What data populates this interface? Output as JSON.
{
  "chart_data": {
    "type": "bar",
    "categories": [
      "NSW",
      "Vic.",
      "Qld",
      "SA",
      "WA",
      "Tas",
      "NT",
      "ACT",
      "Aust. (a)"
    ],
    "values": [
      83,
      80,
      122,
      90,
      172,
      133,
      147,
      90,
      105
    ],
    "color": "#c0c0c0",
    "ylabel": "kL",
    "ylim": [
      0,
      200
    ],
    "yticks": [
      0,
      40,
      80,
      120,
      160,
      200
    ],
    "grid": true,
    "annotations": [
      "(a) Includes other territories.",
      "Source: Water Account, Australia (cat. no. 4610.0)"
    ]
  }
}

* **What the task asks**
Output the lines above verbatim and in full.

* **Answer for the task**
What data populates this interface? Output as JSON.
{
  "chart_data": {
    "type": "bar",
    "categories": [
      "NSW",
      "Vic.",
      "Qld",
      "SA",
      "WA",
      "Tas",
      "NT",
      "ACT",
      "Aust. (a)"
    ],
    "values": [
      83,
      80,
      122,
      90,
      172,
      133,
      147,
      90,
      105
    ],
    "color": "#c0c0c0",
    "ylabel": "kL",
    "ylim": [
      0,
      200
    ],
    "yticks": [
      0,
      40,
      80,
      120,
      160,
      200
    ],
    "grid": true,
    "annotations": [
      "(a) Includes other territories.",
      "Source: Water Account, Australia (cat. no. 4610.0)"
    ]
  }
}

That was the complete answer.